REQUIRED TASK
Scan the data below and pick out the lines containing the word "Wellington".

• • • • • • •

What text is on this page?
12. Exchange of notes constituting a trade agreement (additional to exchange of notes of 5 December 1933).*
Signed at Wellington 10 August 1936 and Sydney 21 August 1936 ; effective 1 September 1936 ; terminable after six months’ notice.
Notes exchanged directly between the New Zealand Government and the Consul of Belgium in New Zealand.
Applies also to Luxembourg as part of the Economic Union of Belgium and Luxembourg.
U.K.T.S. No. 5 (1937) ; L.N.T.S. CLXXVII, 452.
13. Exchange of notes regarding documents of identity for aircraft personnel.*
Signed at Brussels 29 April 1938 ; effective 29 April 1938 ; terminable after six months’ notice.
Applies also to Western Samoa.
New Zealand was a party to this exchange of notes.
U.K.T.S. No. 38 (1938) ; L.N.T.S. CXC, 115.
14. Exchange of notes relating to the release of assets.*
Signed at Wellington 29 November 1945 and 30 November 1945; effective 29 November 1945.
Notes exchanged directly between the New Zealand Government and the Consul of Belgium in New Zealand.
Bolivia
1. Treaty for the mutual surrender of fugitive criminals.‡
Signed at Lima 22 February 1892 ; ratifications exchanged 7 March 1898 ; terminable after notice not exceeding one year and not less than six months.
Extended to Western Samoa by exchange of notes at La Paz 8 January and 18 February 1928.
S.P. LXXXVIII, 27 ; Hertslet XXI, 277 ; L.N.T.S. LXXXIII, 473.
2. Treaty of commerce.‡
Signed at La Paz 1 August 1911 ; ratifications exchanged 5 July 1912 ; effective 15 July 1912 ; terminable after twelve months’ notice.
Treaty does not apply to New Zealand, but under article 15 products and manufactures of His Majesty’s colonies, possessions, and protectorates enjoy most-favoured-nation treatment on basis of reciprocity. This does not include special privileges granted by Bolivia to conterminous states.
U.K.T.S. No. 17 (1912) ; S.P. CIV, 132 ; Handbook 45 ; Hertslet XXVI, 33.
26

• • • • • • •

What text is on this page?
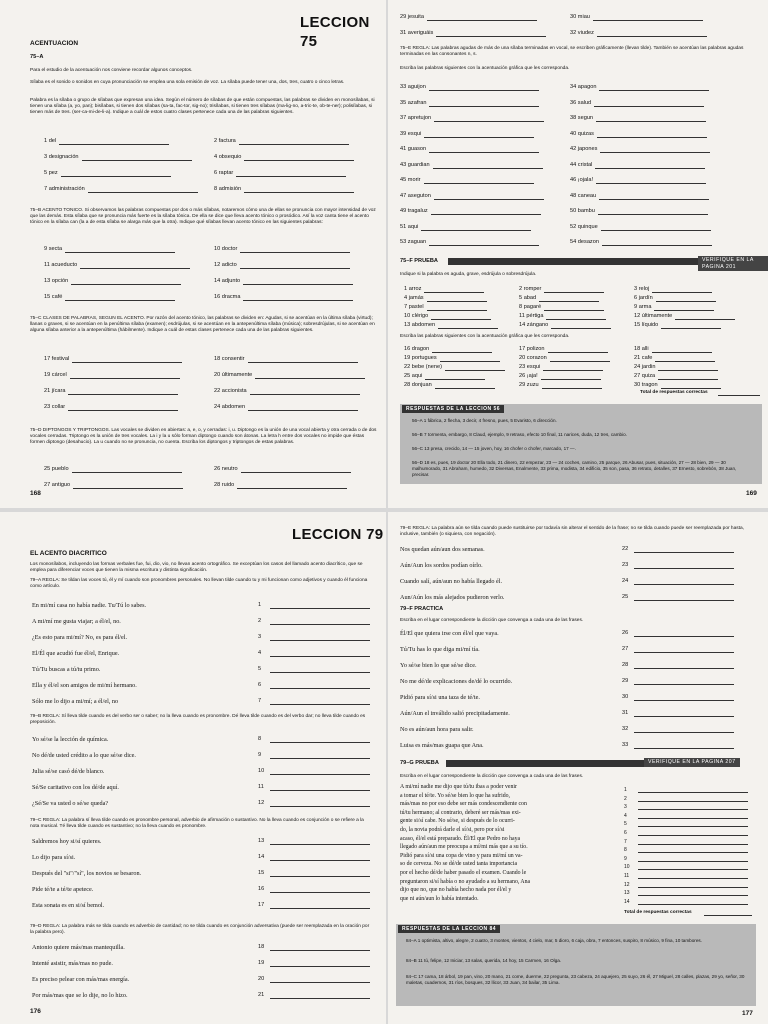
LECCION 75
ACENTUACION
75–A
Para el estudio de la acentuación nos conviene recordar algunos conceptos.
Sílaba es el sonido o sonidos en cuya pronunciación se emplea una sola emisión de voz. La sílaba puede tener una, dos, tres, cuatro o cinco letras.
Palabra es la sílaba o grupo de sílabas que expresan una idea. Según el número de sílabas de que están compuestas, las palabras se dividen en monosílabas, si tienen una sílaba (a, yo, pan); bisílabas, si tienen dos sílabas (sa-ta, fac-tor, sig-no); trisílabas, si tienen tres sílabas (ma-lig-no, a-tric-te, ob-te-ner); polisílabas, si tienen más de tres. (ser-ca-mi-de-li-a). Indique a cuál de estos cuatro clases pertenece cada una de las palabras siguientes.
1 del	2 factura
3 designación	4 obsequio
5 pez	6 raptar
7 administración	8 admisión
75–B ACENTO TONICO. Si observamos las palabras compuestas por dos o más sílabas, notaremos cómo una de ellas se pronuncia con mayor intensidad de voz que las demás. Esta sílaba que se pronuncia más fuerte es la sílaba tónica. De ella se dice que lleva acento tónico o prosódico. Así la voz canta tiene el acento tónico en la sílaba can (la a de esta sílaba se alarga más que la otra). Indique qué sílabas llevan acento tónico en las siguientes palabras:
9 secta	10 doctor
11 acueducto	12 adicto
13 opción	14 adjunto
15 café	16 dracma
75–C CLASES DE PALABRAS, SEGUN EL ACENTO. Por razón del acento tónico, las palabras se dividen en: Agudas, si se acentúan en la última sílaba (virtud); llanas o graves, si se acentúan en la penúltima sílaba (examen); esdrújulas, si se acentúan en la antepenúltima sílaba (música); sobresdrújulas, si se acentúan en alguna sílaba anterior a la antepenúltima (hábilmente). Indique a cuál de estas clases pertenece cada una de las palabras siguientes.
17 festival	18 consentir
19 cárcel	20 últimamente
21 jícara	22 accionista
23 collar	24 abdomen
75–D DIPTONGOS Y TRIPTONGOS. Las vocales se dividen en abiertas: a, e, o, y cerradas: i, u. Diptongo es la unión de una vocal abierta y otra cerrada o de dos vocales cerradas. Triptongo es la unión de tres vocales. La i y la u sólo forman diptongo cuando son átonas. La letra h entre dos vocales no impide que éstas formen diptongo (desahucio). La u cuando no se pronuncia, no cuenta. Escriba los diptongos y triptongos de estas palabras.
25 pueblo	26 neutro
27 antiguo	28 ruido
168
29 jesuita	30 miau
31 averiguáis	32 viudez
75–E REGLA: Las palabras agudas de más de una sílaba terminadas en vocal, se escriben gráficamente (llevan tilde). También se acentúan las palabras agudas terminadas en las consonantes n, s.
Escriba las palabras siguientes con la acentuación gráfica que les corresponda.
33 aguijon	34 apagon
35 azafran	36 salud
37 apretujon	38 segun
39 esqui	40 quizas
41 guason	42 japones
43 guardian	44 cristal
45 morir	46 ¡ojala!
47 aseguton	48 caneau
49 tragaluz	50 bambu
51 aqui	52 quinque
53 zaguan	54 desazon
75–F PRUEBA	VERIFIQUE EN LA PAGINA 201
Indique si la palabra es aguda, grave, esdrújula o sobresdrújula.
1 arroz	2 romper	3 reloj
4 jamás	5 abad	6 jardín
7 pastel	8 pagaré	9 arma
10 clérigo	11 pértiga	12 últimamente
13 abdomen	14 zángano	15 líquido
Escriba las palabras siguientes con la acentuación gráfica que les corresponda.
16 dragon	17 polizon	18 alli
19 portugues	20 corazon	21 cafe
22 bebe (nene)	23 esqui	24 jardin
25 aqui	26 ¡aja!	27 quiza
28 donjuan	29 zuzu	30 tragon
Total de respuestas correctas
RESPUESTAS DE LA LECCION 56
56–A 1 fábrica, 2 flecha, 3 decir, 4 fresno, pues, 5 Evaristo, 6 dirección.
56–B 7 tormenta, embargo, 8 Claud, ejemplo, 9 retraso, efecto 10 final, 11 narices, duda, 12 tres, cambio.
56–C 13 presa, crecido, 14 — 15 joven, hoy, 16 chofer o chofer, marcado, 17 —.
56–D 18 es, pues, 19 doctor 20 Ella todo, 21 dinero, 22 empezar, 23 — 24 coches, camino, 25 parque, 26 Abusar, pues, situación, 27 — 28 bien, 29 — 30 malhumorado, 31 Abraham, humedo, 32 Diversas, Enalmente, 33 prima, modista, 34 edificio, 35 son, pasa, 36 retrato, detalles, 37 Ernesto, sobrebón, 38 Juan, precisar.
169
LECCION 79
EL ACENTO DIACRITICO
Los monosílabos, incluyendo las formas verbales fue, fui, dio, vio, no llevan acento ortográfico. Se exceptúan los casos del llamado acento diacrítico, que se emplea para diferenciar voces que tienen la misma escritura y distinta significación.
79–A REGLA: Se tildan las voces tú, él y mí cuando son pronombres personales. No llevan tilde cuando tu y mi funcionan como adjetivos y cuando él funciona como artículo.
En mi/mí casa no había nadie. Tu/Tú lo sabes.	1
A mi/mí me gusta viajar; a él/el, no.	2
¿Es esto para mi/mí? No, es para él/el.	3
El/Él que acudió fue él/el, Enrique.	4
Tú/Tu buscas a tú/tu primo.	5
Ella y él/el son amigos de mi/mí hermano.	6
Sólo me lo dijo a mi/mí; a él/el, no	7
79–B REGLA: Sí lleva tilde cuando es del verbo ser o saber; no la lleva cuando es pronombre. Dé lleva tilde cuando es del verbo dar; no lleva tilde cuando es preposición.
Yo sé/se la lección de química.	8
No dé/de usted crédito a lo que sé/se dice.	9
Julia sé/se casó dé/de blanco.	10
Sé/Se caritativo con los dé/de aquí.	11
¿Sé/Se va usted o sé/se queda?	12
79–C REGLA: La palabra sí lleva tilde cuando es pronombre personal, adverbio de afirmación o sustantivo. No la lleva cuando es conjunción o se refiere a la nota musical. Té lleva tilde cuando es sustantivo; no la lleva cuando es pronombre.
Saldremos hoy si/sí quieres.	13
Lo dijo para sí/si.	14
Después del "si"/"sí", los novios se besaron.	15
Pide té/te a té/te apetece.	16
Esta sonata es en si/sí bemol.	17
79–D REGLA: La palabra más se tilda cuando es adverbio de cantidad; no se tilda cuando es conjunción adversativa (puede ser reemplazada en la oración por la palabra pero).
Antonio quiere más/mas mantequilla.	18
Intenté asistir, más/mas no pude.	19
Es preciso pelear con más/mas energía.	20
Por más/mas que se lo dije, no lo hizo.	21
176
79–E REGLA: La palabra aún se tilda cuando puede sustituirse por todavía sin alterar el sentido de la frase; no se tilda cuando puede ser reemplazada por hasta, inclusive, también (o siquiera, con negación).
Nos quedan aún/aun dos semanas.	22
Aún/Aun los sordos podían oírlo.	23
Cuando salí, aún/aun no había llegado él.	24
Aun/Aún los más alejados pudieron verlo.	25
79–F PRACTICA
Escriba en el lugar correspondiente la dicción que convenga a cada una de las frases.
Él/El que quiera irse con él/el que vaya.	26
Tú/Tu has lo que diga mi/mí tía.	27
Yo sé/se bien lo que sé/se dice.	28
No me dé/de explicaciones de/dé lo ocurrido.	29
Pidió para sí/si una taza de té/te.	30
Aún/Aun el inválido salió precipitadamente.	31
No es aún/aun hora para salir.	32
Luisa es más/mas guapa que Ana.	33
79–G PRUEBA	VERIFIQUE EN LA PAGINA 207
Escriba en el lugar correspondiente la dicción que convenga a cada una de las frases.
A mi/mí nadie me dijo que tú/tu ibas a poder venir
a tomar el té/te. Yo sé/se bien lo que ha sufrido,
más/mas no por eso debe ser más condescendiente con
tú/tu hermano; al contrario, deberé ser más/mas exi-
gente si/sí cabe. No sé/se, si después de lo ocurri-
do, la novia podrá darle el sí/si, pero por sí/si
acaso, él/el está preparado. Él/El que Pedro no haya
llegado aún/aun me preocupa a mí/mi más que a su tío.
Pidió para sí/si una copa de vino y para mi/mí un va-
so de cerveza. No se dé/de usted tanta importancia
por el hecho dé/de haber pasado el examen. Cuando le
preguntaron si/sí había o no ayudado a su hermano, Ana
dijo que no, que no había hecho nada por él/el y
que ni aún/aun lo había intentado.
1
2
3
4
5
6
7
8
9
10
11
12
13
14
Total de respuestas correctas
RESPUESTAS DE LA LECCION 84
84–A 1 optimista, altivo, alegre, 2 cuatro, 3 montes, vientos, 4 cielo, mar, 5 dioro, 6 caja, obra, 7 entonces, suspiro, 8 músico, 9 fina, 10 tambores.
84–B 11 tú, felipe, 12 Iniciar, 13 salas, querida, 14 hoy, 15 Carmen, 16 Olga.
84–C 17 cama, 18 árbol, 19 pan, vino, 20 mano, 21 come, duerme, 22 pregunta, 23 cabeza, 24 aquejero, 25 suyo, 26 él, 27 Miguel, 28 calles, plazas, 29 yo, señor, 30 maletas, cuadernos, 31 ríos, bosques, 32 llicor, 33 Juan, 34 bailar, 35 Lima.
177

• • • • • • •

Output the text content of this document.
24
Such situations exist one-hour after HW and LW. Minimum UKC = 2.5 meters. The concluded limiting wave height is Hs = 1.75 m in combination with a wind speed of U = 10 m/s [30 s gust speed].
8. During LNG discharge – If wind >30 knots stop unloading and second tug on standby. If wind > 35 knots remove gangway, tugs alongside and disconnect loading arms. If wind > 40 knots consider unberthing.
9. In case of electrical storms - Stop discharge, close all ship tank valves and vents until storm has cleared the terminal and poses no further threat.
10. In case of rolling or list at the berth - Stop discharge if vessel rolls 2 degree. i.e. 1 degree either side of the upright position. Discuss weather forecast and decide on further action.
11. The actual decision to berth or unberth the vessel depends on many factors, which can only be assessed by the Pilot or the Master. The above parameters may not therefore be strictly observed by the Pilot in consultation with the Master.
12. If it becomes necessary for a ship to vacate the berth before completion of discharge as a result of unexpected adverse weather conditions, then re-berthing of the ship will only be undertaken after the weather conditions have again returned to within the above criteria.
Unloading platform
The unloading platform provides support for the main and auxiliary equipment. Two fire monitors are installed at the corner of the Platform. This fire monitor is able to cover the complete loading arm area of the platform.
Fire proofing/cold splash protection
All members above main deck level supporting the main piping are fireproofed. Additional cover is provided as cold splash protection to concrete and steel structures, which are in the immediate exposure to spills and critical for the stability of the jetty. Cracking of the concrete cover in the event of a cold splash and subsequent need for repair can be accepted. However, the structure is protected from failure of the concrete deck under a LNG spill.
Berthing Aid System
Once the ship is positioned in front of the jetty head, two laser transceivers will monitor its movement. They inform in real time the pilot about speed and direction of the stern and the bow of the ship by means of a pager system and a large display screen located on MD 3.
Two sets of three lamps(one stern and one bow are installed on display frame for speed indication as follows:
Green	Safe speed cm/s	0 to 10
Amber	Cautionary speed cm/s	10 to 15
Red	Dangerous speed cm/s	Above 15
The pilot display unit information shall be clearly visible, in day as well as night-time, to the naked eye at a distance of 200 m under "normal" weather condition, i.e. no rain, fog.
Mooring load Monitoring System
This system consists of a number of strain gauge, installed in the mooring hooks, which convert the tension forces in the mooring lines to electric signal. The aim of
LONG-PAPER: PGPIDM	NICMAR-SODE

• • • • • • •

OUTPUT OF THE TASK
Signed at Wellington 10 August 1936 and Sydney 21 August 1936 ; effective 1 September 1936 ; terminable after six months’ notice.
Signed at Wellington 29 November 1945 and 30 November 1945; effective 29 November 1945.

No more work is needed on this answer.